- [PROBLEM] Filter the records below and copy every line containing the word "ffffff".

- [MATERIAL FOR THE TASK]
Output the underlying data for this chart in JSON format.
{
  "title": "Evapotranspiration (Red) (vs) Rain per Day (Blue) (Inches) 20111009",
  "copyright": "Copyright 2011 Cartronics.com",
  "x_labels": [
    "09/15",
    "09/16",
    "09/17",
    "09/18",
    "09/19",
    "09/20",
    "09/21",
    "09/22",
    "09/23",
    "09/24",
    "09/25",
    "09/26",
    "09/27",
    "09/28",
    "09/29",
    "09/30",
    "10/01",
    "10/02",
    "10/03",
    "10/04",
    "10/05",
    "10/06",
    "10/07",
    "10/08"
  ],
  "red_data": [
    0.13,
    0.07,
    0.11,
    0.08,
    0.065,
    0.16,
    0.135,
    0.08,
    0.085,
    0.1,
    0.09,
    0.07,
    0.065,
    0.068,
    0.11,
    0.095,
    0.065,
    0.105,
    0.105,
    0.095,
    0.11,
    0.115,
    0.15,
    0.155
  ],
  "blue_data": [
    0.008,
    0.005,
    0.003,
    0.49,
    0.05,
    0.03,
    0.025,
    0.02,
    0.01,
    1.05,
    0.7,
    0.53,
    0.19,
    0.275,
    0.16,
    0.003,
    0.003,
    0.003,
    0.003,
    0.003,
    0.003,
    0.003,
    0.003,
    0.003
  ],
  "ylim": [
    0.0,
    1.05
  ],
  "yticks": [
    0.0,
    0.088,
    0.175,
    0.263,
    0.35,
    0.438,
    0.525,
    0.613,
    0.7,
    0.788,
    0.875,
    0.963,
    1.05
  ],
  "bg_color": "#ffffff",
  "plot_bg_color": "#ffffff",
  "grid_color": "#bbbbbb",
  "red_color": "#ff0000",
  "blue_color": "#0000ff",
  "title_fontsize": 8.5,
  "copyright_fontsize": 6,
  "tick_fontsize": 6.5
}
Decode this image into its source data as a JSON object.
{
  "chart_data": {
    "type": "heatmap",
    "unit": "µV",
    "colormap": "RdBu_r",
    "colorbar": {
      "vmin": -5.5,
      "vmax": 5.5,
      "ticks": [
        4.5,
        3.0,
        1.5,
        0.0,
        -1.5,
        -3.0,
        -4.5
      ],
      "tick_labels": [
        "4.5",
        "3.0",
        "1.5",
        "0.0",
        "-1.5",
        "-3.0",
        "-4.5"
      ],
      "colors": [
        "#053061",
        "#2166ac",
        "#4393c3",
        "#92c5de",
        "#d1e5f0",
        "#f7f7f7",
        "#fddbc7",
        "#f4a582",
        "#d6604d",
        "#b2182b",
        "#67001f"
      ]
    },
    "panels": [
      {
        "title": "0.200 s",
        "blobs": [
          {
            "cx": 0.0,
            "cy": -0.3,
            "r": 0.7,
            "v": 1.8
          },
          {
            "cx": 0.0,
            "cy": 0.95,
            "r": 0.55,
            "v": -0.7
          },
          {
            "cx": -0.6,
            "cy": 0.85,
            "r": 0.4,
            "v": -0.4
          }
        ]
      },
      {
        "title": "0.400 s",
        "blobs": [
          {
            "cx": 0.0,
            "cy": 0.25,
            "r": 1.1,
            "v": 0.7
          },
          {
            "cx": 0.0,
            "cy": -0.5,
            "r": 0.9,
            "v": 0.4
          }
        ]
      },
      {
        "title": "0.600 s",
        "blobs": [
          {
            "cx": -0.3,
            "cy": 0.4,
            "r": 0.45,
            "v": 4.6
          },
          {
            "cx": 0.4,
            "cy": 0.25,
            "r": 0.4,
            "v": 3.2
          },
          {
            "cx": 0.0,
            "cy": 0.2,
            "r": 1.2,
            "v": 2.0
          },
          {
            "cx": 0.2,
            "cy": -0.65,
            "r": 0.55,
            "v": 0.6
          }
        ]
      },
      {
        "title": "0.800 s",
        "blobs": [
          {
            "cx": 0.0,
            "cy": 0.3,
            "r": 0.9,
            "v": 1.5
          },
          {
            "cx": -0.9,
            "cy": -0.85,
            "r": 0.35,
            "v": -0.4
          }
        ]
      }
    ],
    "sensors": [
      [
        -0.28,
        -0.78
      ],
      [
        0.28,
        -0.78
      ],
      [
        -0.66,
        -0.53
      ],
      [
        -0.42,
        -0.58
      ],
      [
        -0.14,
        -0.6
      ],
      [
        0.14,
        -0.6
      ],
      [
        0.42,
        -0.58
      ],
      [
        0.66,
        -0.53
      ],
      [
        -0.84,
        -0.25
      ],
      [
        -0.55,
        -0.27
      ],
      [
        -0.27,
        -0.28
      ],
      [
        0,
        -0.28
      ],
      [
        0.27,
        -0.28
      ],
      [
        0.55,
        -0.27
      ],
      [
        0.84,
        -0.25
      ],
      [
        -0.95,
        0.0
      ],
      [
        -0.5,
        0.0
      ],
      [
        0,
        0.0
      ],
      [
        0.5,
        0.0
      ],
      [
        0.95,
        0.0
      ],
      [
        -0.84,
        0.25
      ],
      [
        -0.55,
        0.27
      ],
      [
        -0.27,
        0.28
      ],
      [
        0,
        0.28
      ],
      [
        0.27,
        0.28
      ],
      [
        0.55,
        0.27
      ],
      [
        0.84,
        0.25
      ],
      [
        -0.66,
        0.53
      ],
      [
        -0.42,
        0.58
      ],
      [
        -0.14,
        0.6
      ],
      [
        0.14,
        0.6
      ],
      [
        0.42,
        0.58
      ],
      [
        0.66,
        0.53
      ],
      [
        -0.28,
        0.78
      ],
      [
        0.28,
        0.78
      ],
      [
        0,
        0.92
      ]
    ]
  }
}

- [PROBLEM SOLUTION]
  "bg_color": "#ffffff",
  "plot_bg_color": "#ffffff",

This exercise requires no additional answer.